[Stored records]
========================================================================
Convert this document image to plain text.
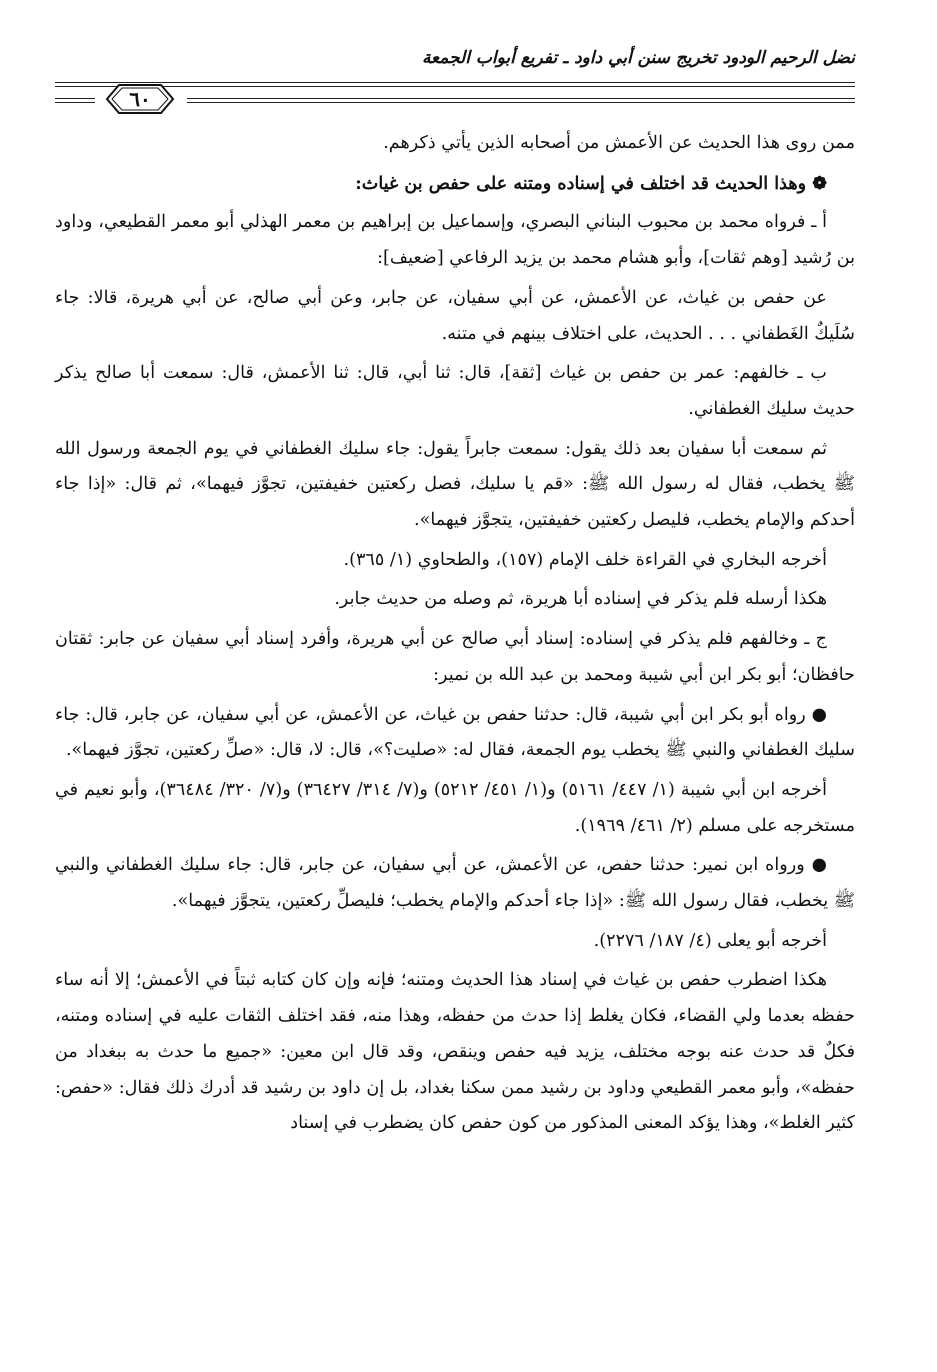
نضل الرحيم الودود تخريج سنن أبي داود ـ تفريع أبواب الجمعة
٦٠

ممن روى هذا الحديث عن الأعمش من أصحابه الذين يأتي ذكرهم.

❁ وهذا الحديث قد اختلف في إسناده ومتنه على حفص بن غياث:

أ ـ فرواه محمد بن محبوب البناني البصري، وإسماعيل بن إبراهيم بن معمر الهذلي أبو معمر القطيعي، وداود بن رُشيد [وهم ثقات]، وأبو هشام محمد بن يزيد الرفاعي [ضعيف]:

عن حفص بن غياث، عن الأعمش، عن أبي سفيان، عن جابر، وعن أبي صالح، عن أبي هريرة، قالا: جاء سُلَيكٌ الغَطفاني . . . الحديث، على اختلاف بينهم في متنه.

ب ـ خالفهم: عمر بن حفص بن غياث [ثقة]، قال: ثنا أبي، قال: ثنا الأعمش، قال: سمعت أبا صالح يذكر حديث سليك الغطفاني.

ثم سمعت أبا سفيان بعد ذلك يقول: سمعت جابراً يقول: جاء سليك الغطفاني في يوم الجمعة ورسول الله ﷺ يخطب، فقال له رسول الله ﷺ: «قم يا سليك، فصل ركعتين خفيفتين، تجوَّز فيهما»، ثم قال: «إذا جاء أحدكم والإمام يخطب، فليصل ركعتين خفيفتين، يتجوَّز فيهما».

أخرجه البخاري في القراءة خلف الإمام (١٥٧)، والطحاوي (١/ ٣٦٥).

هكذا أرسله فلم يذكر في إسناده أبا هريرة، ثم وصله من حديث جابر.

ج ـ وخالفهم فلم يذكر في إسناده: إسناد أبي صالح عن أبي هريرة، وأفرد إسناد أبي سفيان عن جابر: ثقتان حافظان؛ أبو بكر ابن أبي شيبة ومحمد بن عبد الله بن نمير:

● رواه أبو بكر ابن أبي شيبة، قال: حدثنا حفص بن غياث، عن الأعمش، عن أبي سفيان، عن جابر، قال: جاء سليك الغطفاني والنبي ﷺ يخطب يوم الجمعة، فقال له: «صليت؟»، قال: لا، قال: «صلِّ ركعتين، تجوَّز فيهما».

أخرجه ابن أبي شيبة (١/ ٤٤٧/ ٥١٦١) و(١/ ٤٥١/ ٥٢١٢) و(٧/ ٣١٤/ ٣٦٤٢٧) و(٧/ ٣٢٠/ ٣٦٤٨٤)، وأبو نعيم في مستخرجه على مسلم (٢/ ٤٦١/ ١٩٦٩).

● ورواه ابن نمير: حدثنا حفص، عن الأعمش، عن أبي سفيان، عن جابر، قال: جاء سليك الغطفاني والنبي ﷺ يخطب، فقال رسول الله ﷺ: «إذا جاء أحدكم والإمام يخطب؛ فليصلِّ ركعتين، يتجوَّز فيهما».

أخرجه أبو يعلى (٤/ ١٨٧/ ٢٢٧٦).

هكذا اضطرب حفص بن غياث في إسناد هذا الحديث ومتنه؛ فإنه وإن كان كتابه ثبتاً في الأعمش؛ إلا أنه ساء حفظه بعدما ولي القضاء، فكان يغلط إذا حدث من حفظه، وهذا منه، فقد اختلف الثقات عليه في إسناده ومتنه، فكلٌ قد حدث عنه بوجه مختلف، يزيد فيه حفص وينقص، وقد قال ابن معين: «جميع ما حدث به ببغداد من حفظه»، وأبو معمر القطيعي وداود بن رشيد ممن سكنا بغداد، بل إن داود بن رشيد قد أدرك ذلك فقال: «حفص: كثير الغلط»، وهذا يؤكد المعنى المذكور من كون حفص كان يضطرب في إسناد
========================================================================
### Task brief
Go through the entries and return each line where the word "وهذا" appears.

### Reply
❁ وهذا الحديث قد اختلف في إسناده ومتنه على حفص بن غياث:
هكذا اضطرب حفص بن غياث في إسناد هذا الحديث ومتنه؛ فإنه وإن كان كتابه ثبتاً في الأعمش؛ إلا أنه ساء حفظه بعدما ولي القضاء، فكان يغلط إذا حدث من حفظه، وهذا منه، فقد اختلف الثقات عليه في إسناده ومتنه، فكلٌ قد حدث عنه بوجه مختلف، يزيد فيه حفص وينقص، وقد قال ابن معين: «جميع ما حدث به ببغداد من حفظه»، وأبو معمر القطيعي وداود بن رشيد ممن سكنا بغداد، بل إن داود بن رشيد قد أدرك ذلك فقال: «حفص: كثير الغلط»، وهذا يؤكد المعنى المذكور من كون حفص كان يضطرب في إسناد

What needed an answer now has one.